Output each entry verbatim and exclude every picture from it.

----------------------------------------

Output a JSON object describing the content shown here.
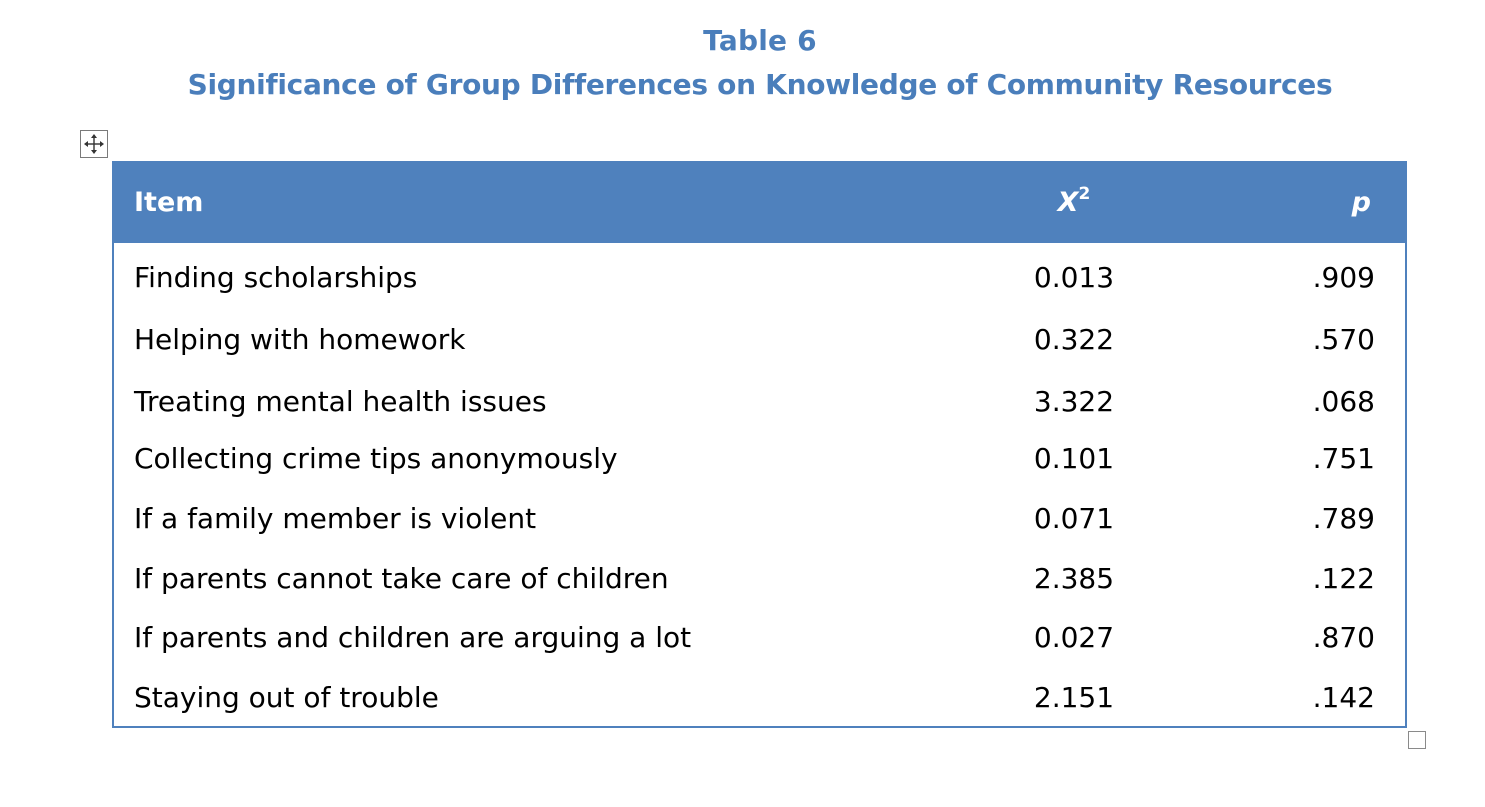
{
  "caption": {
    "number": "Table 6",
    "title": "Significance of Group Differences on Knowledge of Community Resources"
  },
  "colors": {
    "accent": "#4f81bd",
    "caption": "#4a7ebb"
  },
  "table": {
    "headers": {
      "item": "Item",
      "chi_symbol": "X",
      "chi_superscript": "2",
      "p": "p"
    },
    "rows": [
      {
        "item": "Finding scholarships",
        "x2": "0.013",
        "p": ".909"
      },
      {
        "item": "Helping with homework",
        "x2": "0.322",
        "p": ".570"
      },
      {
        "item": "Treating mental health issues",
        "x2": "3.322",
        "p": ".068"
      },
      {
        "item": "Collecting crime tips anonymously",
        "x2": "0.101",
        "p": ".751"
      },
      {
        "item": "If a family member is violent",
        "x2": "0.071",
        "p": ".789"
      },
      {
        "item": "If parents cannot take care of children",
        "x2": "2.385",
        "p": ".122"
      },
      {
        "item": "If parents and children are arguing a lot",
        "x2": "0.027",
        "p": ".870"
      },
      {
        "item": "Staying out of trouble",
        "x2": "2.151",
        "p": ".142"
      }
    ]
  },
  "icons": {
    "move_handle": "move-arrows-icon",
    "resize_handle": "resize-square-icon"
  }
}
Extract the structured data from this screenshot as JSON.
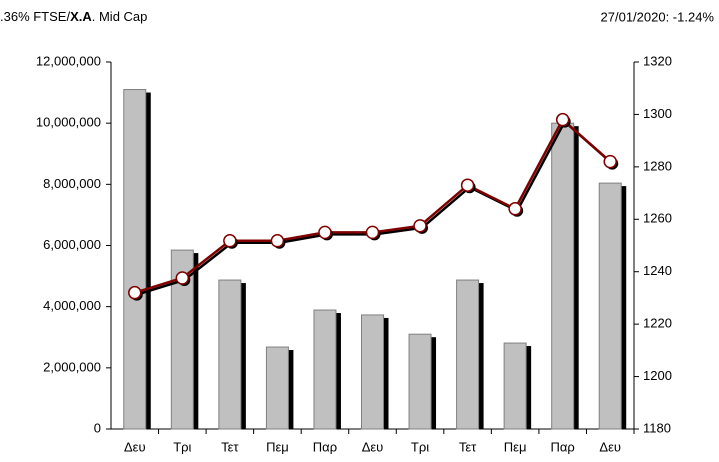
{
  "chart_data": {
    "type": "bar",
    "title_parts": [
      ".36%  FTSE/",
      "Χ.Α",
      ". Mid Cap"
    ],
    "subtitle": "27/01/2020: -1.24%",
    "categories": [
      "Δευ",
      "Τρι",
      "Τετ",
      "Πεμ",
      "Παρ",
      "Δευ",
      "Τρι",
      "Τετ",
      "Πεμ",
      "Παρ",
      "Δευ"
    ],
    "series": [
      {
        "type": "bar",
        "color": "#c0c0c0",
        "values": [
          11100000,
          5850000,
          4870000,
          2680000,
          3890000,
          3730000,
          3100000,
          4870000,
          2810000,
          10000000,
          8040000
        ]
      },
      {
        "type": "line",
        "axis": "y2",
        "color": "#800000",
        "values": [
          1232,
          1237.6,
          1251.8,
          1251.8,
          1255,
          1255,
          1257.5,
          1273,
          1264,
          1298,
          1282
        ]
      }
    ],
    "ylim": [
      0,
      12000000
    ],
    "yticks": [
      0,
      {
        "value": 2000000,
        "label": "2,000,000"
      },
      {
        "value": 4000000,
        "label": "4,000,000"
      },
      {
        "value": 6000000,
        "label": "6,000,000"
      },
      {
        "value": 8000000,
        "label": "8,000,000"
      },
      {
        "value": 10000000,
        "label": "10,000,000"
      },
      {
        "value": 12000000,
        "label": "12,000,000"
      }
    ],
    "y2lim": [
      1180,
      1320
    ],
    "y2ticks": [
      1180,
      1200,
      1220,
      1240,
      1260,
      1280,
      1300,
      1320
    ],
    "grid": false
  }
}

----------------------------------------

* OUTPUT BELOW *
Output a JSON object describing the content shown here.
{
  "caption": {
    "number": "Table 6",
    "title": "Significance of Group Differences on Knowledge of Community Resources"
  },
  "colors": {
    "accent": "#4f81bd",
    "caption": "#4a7ebb"
  },
  "table": {
    "headers": {
      "item": "Item",
      "chi_symbol": "X",
      "chi_superscript": "2",
      "p": "p"
    },
    "rows": [
      {
        "item": "Finding scholarships",
        "x2": "0.013",
        "p": ".909"
      },
      {
        "item": "Helping with homework",
        "x2": "0.322",
        "p": ".570"
      },
      {
        "item": "Treating mental health issues",
        "x2": "3.322",
        "p": ".068"
      },
      {
        "item": "Collecting crime tips anonymously",
        "x2": "0.101",
        "p": ".751"
      },
      {
        "item": "If a family member is violent",
        "x2": "0.071",
        "p": ".789"
      },
      {
        "item": "If parents cannot take care of children",
        "x2": "2.385",
        "p": ".122"
      },
      {
        "item": "If parents and children are arguing a lot",
        "x2": "0.027",
        "p": ".870"
      },
      {
        "item": "Staying out of trouble",
        "x2": "2.151",
        "p": ".142"
      }
    ]
  },
  "icons": {
    "move_handle": "move-arrows-icon",
    "resize_handle": "resize-square-icon"
  }
}
Extract the structured data from this screenshot as JSON.
{
  "chart_data": {
    "type": "bar",
    "title_parts": [
      ".36%  FTSE/",
      "Χ.Α",
      ". Mid Cap"
    ],
    "subtitle": "27/01/2020: -1.24%",
    "categories": [
      "Δευ",
      "Τρι",
      "Τετ",
      "Πεμ",
      "Παρ",
      "Δευ",
      "Τρι",
      "Τετ",
      "Πεμ",
      "Παρ",
      "Δευ"
    ],
    "series": [
      {
        "type": "bar",
        "color": "#c0c0c0",
        "values": [
          11100000,
          5850000,
          4870000,
          2680000,
          3890000,
          3730000,
          3100000,
          4870000,
          2810000,
          10000000,
          8040000
        ]
      },
      {
        "type": "line",
        "axis": "y2",
        "color": "#800000",
        "values": [
          1232,
          1237.6,
          1251.8,
          1251.8,
          1255,
          1255,
          1257.5,
          1273,
          1264,
          1298,
          1282
        ]
      }
    ],
    "ylim": [
      0,
      12000000
    ],
    "yticks": [
      0,
      {
        "value": 2000000,
        "label": "2,000,000"
      },
      {
        "value": 4000000,
        "label": "4,000,000"
      },
      {
        "value": 6000000,
        "label": "6,000,000"
      },
      {
        "value": 8000000,
        "label": "8,000,000"
      },
      {
        "value": 10000000,
        "label": "10,000,000"
      },
      {
        "value": 12000000,
        "label": "12,000,000"
      }
    ],
    "y2lim": [
      1180,
      1320
    ],
    "y2ticks": [
      1180,
      1200,
      1220,
      1240,
      1260,
      1280,
      1300,
      1320
    ],
    "grid": false
  }
}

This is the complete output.